** start of Entries **

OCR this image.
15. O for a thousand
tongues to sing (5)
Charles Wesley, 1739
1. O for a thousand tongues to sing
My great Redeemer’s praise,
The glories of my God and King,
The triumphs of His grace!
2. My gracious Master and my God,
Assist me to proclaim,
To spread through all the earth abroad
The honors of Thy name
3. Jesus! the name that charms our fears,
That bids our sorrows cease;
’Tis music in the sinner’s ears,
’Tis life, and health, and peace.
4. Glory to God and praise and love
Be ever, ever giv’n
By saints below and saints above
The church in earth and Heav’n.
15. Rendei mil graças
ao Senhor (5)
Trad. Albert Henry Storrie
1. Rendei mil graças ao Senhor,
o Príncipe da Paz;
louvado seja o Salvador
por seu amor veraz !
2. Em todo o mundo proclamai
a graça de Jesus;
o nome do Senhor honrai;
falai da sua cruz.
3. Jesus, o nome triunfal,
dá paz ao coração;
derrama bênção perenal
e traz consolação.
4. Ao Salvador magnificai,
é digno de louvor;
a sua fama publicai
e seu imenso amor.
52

** end of Entries **

### Task description
Return the listing above in its exact form.

### Exercise response
OCR this image.
15. O for a thousand
tongues to sing (5)
Charles Wesley, 1739
1. O for a thousand tongues to sing
My great Redeemer’s praise,
The glories of my God and King,
The triumphs of His grace!
2. My gracious Master and my God,
Assist me to proclaim,
To spread through all the earth abroad
The honors of Thy name
3. Jesus! the name that charms our fears,
That bids our sorrows cease;
’Tis music in the sinner’s ears,
’Tis life, and health, and peace.
4. Glory to God and praise and love
Be ever, ever giv’n
By saints below and saints above
The church in earth and Heav’n.
15. Rendei mil graças
ao Senhor (5)
Trad. Albert Henry Storrie
1. Rendei mil graças ao Senhor,
o Príncipe da Paz;
louvado seja o Salvador
por seu amor veraz !
2. Em todo o mundo proclamai
a graça de Jesus;
o nome do Senhor honrai;
falai da sua cruz.
3. Jesus, o nome triunfal,
dá paz ao coração;
derrama bênção perenal
e traz consolação.
4. Ao Salvador magnificai,
é digno de louvor;
a sua fama publicai
e seu imenso amor.
52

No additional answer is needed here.